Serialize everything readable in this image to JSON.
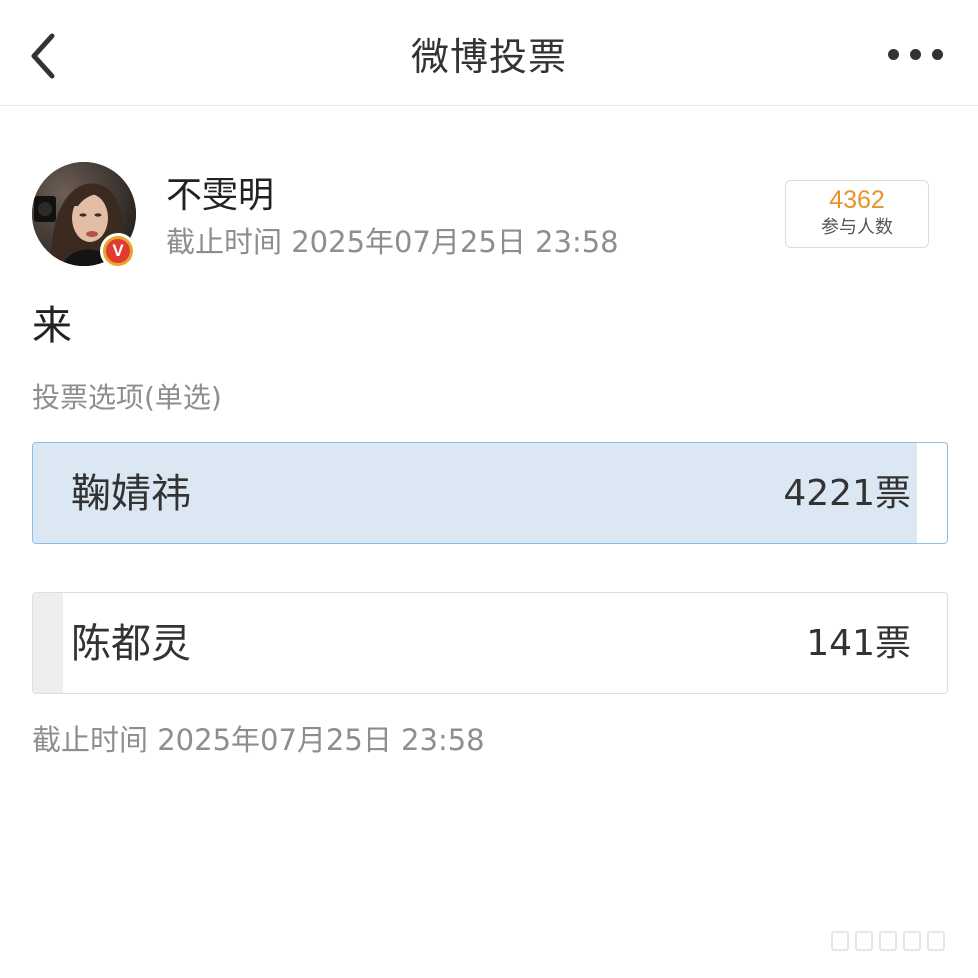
{
  "nav": {
    "title": "微博投票",
    "back_icon": "chevron-left-icon",
    "more_icon": "more-horizontal-icon"
  },
  "poll": {
    "author": {
      "name": "不雯明",
      "verified": true,
      "badge_letter": "V"
    },
    "deadline_top": "截止时间 2025年07月25日 23:58",
    "participants": {
      "count": "4362",
      "label": "参与人数"
    },
    "question": "来",
    "options_hint": "投票选项(单选)",
    "options": [
      {
        "label": "鞠婧祎",
        "votes_text": "4221票",
        "votes": 4221,
        "selected": true
      },
      {
        "label": "陈都灵",
        "votes_text": "141票",
        "votes": 141,
        "selected": false
      }
    ],
    "deadline_bottom": "截止时间 2025年07月25日 23:58"
  },
  "colors": {
    "accent_orange": "#e8922a",
    "selected_border": "#8dbfe6",
    "selected_fill": "#dbe7f3",
    "unselected_fill": "#eeeeee",
    "verified_red": "#e03b2e",
    "verified_gold": "#e8a42c"
  }
}
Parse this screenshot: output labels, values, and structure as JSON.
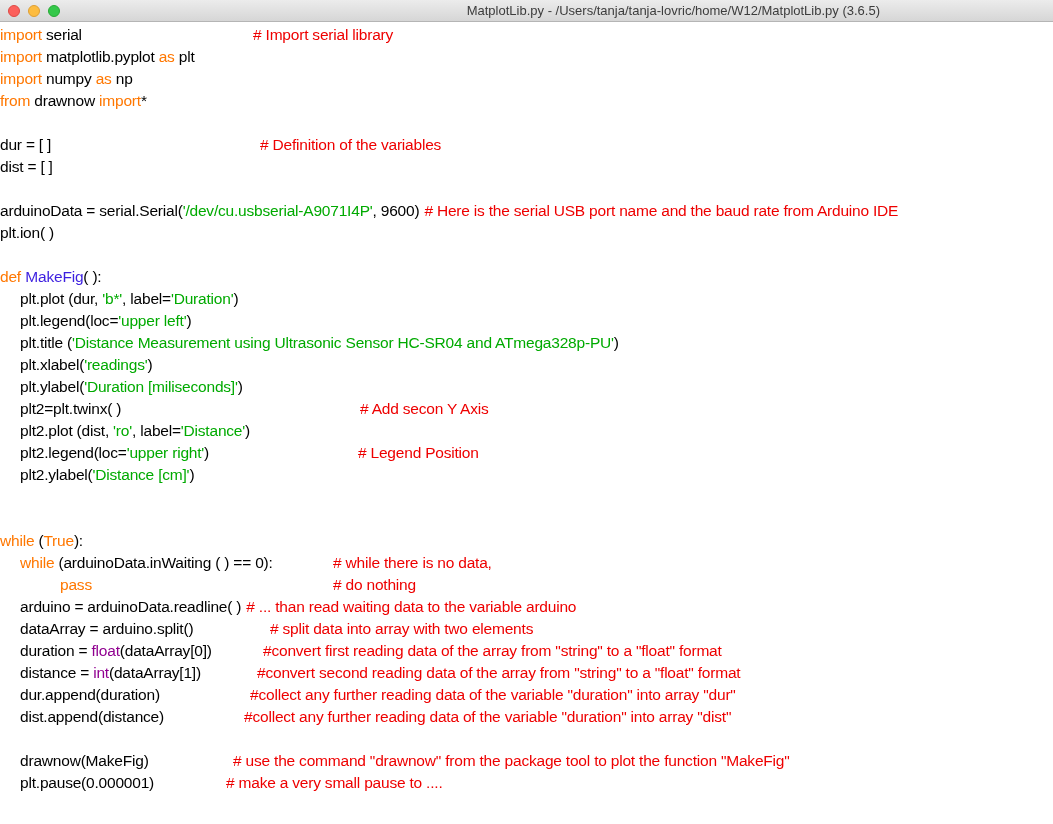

☆ ☆ ☆

Task objective:
Only lines with the word "icon" should be collected from the material.

Right answer:
    "back_icon": "chevron-left-icon",
    "more_icon": "more-horizontal-icon"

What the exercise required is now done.